This is the shoshin moment. Beginner's mind. The old mental model, "pick the best model and wrap an app around it," is dissolving. The new one: pick the workflow, own the data, treat the model as a replaceable component you optimize continuously. Impermanence applies to model advantages. What looked like a permanent lead in February can be matched by June. What looks like a thin vertical app today can become an unassailable system of record by 2028.

The 70% rule applies here. You don't need perfect clarity on which vertical or which runtime to bet on. You need 70% confidence and fast execution. The cost of waiting for certainty is higher than the cost of being partially wrong and correcting.

McKinsey projects that redesigning workflows with AI could unlock nearly $3 trillion in economic value by 2030. That value will not accrue to model providers proportionally. It will accrue to the platforms and vertical applications that sit between the model and the business outcome. Only cash is real. The rest is accounting. And the cash is moving down the stack.

What to Build This Weekend

Stop optimizing for the model layer. Start optimizing for the workflow layer. Here is how to begin, even if you do not have a CS degree.

Step 1: Pick one workflow you do repeatedly. Invoice processing, content review, lead qualification, customer onboarding. Anything with at least 5 steps that you do more than once a week.

Step 2: Map the decision points. Write down every place in that workflow where a human makes a judgment call. Which of those calls could a model handle at 80% accuracy? That is your insertion point.

Step 3: Build a model-agnostic prototype. Use any orchestration tool. Set up the workflow so the model is a swappable module, not a hardcoded dependency. If you build on OpenAI today, you should be able to swap to Claude or Gemini next month without rewriting your logic.

Step 4: Capture the data. Every interaction your prototype handles generates training signal. Log the inputs, outputs, and corrections. This is your proprietary dataset. After 1,000 interactions, you have something no generic model provider has.

Step 5: Test aggressively and expect breakage. Your first version will fail on edge cases. That is normal. The goal is not perfection. The goal is a working loop: workflow runs, data accumulates, model improves, workflow gets better. First X, then Y, then Z.

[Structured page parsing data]
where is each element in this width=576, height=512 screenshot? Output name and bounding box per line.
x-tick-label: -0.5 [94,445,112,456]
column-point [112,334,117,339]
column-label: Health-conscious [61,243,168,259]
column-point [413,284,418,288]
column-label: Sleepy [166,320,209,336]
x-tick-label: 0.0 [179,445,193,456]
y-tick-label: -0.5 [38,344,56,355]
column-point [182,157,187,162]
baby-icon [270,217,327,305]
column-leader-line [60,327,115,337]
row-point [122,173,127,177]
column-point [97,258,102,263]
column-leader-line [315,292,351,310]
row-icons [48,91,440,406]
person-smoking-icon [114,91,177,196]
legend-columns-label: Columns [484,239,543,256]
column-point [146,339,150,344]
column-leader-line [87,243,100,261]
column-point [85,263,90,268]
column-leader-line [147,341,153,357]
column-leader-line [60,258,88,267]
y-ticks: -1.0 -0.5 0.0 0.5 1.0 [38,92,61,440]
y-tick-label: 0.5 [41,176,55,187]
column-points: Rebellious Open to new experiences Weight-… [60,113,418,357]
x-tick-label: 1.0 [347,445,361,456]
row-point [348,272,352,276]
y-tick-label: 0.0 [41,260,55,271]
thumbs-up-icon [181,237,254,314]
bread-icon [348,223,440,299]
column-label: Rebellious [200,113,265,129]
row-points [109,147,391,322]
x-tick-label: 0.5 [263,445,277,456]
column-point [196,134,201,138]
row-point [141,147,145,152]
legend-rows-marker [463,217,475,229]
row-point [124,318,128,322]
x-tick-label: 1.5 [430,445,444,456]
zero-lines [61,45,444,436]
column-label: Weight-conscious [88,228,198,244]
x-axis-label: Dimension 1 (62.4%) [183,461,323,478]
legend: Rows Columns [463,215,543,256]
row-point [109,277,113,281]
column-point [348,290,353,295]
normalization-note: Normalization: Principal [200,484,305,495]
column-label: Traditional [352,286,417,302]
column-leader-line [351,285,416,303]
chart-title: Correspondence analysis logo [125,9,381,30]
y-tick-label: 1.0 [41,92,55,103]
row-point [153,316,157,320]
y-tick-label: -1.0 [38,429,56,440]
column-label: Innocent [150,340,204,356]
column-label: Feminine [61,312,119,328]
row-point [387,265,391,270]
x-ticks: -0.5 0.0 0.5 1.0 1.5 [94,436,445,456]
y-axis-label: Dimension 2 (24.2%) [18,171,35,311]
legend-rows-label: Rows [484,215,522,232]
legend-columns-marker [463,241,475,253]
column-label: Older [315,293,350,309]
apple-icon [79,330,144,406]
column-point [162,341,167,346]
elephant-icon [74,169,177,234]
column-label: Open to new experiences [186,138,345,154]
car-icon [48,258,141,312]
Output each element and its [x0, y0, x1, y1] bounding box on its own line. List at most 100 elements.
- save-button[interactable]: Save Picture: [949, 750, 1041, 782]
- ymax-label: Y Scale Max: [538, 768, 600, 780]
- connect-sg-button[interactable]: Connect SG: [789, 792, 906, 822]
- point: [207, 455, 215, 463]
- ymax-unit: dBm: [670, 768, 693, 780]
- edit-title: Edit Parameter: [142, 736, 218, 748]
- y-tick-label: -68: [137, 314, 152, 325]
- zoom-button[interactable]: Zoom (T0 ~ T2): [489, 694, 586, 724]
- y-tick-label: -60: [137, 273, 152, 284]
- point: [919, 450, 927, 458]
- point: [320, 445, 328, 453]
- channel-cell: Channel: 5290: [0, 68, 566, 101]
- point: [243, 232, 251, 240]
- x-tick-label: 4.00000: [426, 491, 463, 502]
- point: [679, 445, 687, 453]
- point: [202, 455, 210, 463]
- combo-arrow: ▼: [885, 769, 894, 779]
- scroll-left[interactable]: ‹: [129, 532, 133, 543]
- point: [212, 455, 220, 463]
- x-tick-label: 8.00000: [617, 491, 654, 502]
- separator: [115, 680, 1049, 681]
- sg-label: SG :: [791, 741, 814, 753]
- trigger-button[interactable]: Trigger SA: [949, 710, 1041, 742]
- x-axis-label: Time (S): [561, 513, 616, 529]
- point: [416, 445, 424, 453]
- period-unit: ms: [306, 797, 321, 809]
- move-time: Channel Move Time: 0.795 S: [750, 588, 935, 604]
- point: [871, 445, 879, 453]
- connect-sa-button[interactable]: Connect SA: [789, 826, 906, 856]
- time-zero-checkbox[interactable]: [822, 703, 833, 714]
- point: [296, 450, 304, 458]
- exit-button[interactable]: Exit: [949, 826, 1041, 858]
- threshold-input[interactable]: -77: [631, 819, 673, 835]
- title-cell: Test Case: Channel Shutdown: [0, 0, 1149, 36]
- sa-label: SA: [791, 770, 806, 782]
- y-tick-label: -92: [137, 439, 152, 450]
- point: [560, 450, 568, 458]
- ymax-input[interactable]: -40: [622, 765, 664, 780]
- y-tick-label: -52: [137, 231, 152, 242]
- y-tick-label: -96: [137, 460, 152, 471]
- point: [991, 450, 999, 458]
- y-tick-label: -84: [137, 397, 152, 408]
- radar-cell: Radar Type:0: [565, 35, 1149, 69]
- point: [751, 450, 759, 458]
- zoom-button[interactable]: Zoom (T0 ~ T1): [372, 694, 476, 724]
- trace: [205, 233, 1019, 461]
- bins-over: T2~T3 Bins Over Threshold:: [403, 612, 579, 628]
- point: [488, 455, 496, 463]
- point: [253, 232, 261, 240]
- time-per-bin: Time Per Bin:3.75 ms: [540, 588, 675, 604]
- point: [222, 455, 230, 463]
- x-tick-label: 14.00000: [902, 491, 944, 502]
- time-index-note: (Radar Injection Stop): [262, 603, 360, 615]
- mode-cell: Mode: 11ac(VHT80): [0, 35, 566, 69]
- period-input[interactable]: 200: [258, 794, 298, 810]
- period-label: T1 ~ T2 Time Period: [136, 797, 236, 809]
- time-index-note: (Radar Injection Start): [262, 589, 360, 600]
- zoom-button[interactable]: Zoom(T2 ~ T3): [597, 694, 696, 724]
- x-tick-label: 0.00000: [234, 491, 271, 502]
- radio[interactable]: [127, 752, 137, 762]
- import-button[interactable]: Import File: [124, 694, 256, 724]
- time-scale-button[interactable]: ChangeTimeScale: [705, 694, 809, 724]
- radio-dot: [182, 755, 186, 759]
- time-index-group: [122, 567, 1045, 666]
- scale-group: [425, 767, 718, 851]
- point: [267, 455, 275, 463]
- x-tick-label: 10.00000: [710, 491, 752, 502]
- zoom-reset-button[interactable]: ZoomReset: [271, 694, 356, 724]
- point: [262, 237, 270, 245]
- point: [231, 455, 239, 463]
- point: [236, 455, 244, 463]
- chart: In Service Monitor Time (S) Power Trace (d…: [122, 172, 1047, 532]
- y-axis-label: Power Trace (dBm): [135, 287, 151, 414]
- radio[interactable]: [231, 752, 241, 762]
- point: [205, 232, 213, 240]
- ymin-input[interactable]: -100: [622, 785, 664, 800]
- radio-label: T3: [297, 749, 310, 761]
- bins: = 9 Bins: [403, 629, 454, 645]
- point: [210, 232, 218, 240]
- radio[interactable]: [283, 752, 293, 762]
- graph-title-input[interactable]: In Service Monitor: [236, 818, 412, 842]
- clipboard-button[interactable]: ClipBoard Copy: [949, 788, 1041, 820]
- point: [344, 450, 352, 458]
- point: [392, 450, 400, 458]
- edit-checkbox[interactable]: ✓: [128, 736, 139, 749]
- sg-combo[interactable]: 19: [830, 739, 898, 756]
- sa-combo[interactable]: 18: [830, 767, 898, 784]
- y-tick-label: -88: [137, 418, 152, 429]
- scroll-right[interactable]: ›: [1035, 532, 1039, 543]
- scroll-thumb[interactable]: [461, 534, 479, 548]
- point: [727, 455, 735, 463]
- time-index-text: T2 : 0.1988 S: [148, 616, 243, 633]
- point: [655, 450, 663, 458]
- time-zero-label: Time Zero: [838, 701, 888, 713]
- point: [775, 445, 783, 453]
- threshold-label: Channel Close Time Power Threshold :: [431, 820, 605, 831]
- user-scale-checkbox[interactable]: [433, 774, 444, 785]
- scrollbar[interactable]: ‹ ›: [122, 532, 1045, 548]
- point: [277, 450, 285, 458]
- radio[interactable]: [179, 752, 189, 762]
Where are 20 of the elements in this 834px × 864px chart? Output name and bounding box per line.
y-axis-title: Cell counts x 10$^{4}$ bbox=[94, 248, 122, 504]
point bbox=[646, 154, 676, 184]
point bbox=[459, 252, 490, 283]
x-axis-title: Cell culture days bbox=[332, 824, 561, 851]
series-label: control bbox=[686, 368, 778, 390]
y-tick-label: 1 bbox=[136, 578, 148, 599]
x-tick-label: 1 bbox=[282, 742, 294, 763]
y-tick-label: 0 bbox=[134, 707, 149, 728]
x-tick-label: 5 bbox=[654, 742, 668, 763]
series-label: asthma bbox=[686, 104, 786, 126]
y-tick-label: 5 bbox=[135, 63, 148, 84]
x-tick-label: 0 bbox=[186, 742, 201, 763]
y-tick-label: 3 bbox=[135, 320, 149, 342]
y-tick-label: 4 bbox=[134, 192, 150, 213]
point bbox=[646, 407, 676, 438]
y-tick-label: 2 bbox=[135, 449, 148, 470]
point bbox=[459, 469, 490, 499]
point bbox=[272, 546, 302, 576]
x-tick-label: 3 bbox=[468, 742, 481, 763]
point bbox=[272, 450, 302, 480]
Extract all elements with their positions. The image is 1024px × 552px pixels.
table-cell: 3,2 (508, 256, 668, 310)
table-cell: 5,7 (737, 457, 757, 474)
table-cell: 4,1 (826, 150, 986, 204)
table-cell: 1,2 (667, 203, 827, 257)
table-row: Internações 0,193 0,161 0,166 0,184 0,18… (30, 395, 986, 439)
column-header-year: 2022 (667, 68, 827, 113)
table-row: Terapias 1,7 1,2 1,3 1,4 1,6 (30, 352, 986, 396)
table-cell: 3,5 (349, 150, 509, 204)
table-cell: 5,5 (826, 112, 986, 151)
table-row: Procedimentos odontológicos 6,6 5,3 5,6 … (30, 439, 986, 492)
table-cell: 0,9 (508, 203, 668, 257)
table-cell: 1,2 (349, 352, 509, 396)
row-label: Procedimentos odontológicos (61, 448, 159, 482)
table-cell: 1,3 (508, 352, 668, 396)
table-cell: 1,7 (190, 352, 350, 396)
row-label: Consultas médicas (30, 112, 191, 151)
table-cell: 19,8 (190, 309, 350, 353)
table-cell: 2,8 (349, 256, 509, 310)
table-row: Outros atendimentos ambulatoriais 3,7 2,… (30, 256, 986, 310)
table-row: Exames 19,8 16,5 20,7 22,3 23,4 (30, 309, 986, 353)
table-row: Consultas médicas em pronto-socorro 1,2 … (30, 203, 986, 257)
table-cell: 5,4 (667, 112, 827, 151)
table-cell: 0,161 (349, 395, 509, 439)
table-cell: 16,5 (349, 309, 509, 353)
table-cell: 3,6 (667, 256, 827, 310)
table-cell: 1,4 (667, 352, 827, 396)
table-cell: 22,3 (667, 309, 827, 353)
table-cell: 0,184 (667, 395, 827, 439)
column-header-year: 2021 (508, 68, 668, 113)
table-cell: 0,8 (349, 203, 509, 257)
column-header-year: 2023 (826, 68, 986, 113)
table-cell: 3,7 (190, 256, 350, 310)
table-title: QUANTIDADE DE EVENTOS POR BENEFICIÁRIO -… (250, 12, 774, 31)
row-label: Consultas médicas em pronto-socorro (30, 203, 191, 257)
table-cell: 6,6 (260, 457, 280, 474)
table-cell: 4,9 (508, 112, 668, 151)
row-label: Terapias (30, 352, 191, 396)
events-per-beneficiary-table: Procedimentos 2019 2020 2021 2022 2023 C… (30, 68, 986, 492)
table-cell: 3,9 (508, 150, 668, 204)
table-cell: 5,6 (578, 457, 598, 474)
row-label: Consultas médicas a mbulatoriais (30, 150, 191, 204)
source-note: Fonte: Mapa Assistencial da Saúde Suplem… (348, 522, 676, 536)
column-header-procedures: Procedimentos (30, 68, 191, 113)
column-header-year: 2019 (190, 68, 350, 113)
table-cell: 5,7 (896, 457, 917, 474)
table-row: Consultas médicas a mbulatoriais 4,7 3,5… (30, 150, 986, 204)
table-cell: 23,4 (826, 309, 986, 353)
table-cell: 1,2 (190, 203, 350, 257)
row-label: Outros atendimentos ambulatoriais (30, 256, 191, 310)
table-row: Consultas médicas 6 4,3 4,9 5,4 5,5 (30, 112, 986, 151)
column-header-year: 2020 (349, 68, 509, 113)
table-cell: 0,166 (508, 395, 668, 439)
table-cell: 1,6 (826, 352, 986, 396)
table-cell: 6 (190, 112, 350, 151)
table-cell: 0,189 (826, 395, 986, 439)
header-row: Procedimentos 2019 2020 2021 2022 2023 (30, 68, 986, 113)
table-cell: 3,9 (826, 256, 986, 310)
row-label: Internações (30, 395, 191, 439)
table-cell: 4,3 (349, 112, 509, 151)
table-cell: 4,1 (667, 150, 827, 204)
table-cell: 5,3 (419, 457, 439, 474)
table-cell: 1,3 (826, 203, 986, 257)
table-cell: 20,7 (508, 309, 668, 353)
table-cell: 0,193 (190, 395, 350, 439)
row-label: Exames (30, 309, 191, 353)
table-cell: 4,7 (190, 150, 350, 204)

What this task involves:
Continue the passage on AI workflow strategy, picking up right after its final sentence. The material above is separate from the passage on AI workflow strategy.

Answer:
The builders who win the next phase of AI will not be the ones who picked the best model in June 2026. They will be the ones who owned a workflow, accumulated proprietary data, and built a compounding system that gets better every week. Gravity is pulling value down the stack. Build where the weight is landing.

DOJO · BUILD THIS WEEKEND

Build a model-agnostic workflow prototype in four steps.

  1. Pick one repeating workflow. Choose something you do more than once a week with at least 5 steps: invoice processing, content review, lead qualification, customer onboarding. Specificity beats ambition here.
  2. Map every human decision point. Write down each place a human makes a judgment call. Identify which calls a model could handle at 80% accuracy. That is your insertion point. Build the orchestration so the model is a swappable module, not a hardcoded dependency.
  3. Capture interaction data from day one. Log every input, output, and correction your prototype handles. This data becomes your proprietary training signal and your compounding moat. The workflow generates the data; the data improves the model; the model deepens the workflow.
THE BOTTOM LINE

The hot dog is the model. The system is the moat.

Model-layer differentiation has compressed to the point where routing between providers based on task and cost is the rational strategy. The $60B Cursor valuation, IBM's 11% software revenue growth, and the fact that only 11% of organizations have moved agentic AI to production all point to the same conclusion: the bottleneck is infrastructure, workflow, and distribution. McKinsey projects nearly $3 trillion in value from AI-redesigned workflows by 2030. That value will accrue to whoever owns the last mile between the model and the business outcome. Stop optimizing for benchmarks. Start owning the workflow.